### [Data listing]
*****

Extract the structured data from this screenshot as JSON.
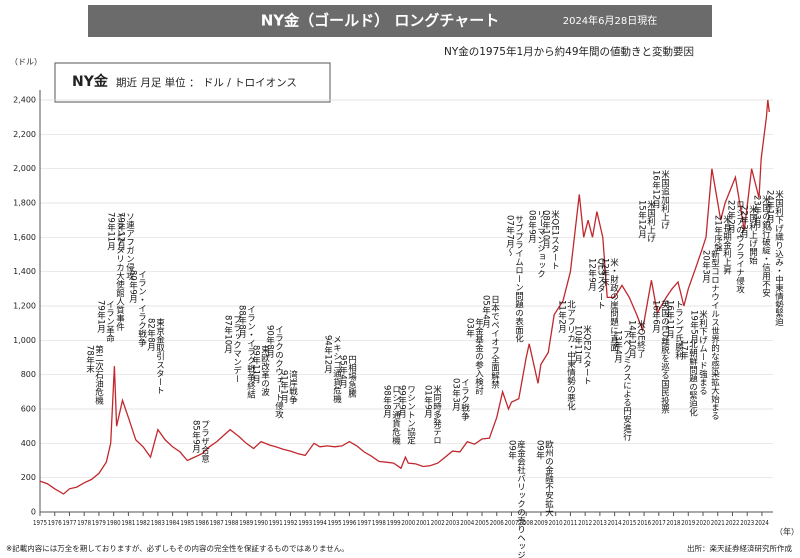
{
  "header": {
    "title": "NY金（ゴールド） ロングチャート",
    "date": "2024年6月28日現在"
  },
  "subtitle": "NY金の1975年1月から約49年間の値動きと変動要因",
  "footer": {
    "note": "※記載内容には万全を期しておりますが、必ずしもその内容の完全性を保証するものではありません。",
    "source": "出所：楽天証券経済研究所作成"
  },
  "chart_data": {
    "type": "line",
    "legend_note": "期近 月足 単位 ： ドル / トロイオンス",
    "y_unit": "（ドル）",
    "x_unit": "（年）",
    "x": [
      1975.0,
      1975.5,
      1976.0,
      1976.6,
      1977.0,
      1977.5,
      1978.0,
      1978.5,
      1979.0,
      1979.5,
      1979.8,
      1980.05,
      1980.2,
      1980.6,
      1981.0,
      1981.5,
      1982.0,
      1982.5,
      1983.0,
      1983.5,
      1984.0,
      1984.5,
      1985.0,
      1985.5,
      1986.0,
      1986.5,
      1987.0,
      1987.9,
      1988.5,
      1989.0,
      1989.5,
      1990.0,
      1990.6,
      1991.0,
      1991.5,
      1992.0,
      1992.5,
      1993.0,
      1993.6,
      1994.0,
      1994.5,
      1995.0,
      1995.5,
      1996.0,
      1996.5,
      1997.0,
      1997.5,
      1998.0,
      1998.5,
      1999.0,
      1999.5,
      1999.8,
      2000.0,
      2000.5,
      2001.0,
      2001.5,
      2002.0,
      2002.5,
      2003.0,
      2003.5,
      2004.0,
      2004.5,
      2005.0,
      2005.5,
      2006.0,
      2006.4,
      2006.8,
      2007.0,
      2007.5,
      2008.0,
      2008.2,
      2008.8,
      2009.0,
      2009.5,
      2009.9,
      2010.5,
      2011.0,
      2011.6,
      2011.9,
      2012.2,
      2012.5,
      2012.8,
      2013.2,
      2013.5,
      2014.0,
      2014.5,
      2015.0,
      2015.5,
      2015.9,
      2016.5,
      2016.9,
      2017.5,
      2017.9,
      2018.3,
      2018.7,
      2019.0,
      2019.5,
      2019.9,
      2020.2,
      2020.6,
      2020.9,
      2021.2,
      2021.5,
      2022.2,
      2022.8,
      2023.3,
      2023.8,
      2023.95,
      2024.3,
      2024.4,
      2024.5
    ],
    "series": [
      {
        "name": "NY金",
        "color": "#c0282d",
        "values": [
          180,
          165,
          135,
          105,
          135,
          145,
          170,
          190,
          225,
          290,
          400,
          850,
          500,
          650,
          550,
          420,
          380,
          320,
          480,
          420,
          380,
          350,
          300,
          320,
          340,
          380,
          410,
          480,
          440,
          400,
          370,
          410,
          390,
          380,
          365,
          355,
          340,
          330,
          400,
          380,
          385,
          380,
          385,
          410,
          385,
          350,
          325,
          295,
          290,
          285,
          255,
          320,
          285,
          280,
          265,
          270,
          285,
          320,
          355,
          350,
          410,
          395,
          425,
          430,
          550,
          700,
          600,
          640,
          660,
          900,
          980,
          750,
          860,
          930,
          1150,
          1230,
          1400,
          1850,
          1600,
          1700,
          1600,
          1750,
          1600,
          1250,
          1250,
          1320,
          1250,
          1150,
          1060,
          1350,
          1160,
          1250,
          1300,
          1340,
          1200,
          1300,
          1420,
          1520,
          1600,
          2000,
          1850,
          1700,
          1800,
          1950,
          1640,
          2000,
          1830,
          2060,
          2300,
          2400,
          2330
        ]
      }
    ],
    "xlim": [
      1975,
      2024.75
    ],
    "ylim": [
      0,
      2400
    ],
    "xticks": [
      1975,
      1976,
      1977,
      1978,
      1979,
      1980,
      1981,
      1982,
      1983,
      1984,
      1985,
      1986,
      1987,
      1988,
      1989,
      1990,
      1991,
      1992,
      1993,
      1994,
      1995,
      1996,
      1997,
      1998,
      1999,
      2000,
      2001,
      2002,
      2003,
      2004,
      2005,
      2006,
      2007,
      2008,
      2009,
      2010,
      2011,
      2012,
      2013,
      2014,
      2015,
      2016,
      2017,
      2018,
      2019,
      2020,
      2021,
      2022,
      2023,
      2024
    ],
    "yticks": [
      0,
      200,
      400,
      600,
      800,
      {
        "value": 1000,
        "label": "1,000"
      },
      {
        "value": 1200,
        "label": "1,200"
      },
      {
        "value": 1400,
        "label": "1,400"
      },
      {
        "value": 1600,
        "label": "1,600"
      },
      {
        "value": 1800,
        "label": "1,800"
      },
      {
        "value": 2000,
        "label": "2,000"
      },
      {
        "value": 2200,
        "label": "2,200"
      },
      {
        "value": 2400,
        "label": "2,400"
      }
    ],
    "grid": true,
    "annotations": [
      {
        "date": "78年末",
        "event": "第二次石油危機"
      },
      {
        "date": "79年1月",
        "event": "イラン革命"
      },
      {
        "date": "79年11月",
        "event": "イランアメリカ大使館人質事件"
      },
      {
        "date": "79年12月",
        "event": "ソ連アフガン侵攻"
      },
      {
        "date": "80年9月",
        "event": "イラン・イラク戦争"
      },
      {
        "date": "82年8月",
        "event": "東京金取引スタート"
      },
      {
        "date": "85年9月",
        "event": "プラザ合意"
      },
      {
        "date": "87年10月",
        "event": "ブラックマンデー"
      },
      {
        "date": "88年8月",
        "event": "イラン・イラク戦争終結"
      },
      {
        "date": "89年11月",
        "event": "東欧改革の波"
      },
      {
        "date": "90年8月",
        "event": "イラクのクウェート侵攻"
      },
      {
        "date": "91年1月",
        "event": "湾岸戦争"
      },
      {
        "date": "94年12月",
        "event": "メキシコ通貨危機"
      },
      {
        "date": "95年4月",
        "event": "円相場急騰"
      },
      {
        "date": "98年8月",
        "event": "ロシア通貨危機"
      },
      {
        "date": "99年9月",
        "event": "ワシントン協定"
      },
      {
        "date": "01年9月",
        "event": "米同時多発テロ"
      },
      {
        "date": "03年3月",
        "event": "イラク戦争"
      },
      {
        "date": "03年",
        "event": "年金基金の参入検討"
      },
      {
        "date": "05年4月",
        "event": "日本でペイオフ全面解禁"
      },
      {
        "date": "07年7月～",
        "event": "サブプライムローン問題の表面化"
      },
      {
        "date": "08年9月",
        "event": "リーマンショック"
      },
      {
        "date": "08年10月",
        "event": "米QE1スタート"
      },
      {
        "date": "09年",
        "event": "産金会社バリックの売りヘッジ外し"
      },
      {
        "date": "09年",
        "event": "欧州の金融不安拡大"
      },
      {
        "date": "11年2月",
        "event": "北アフリカ・中東情勢の悪化"
      },
      {
        "date": "10年11月",
        "event": "米QE2スタート"
      },
      {
        "date": "12年9月",
        "event": "QE3スタート"
      },
      {
        "date": "12年末",
        "event": "米・財政の崖問題に直面"
      },
      {
        "date": "13年4月",
        "event": "アベノミクスによる円安進行"
      },
      {
        "date": "14年10月",
        "event": "米QE終了"
      },
      {
        "date": "15年12月",
        "event": "米国利上げ"
      },
      {
        "date": "16年12月",
        "event": "米国追加利上げ"
      },
      {
        "date": "16年6月",
        "event": "英国のEU離脱を巡る国民投票"
      },
      {
        "date": "16年11月",
        "event": "トランプ氏勝利"
      },
      {
        "date": "17年",
        "event": "北朝鮮問題の緊迫化"
      },
      {
        "date": "19年5月",
        "event": "米利下げムード強まる"
      },
      {
        "date": "20年3月",
        "event": "新型コロナウイルス世界的な感染拡大始まる"
      },
      {
        "date": "21年序盤",
        "event": "米長期金利上昇"
      },
      {
        "date": "22年2月",
        "event": "ロシアのウクライナ侵攻"
      },
      {
        "date": "22年3月",
        "event": "米国利上げ開始"
      },
      {
        "date": "23年3月",
        "event": "米国の銀行破綻・信用不安"
      },
      {
        "date": "24年1月～",
        "event": "米国利下げ織り込み・中東情勢緊迫"
      }
    ]
  }
}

*****

### [Task goal]
Each line that holds the word "label" should be extracted from the records.

### [Expected output]
        "label": "1,000"
        "label": "1,200"
        "label": "1,400"
        "label": "1,600"
        "label": "1,800"
        "label": "2,000"
        "label": "2,200"
        "label": "2,400"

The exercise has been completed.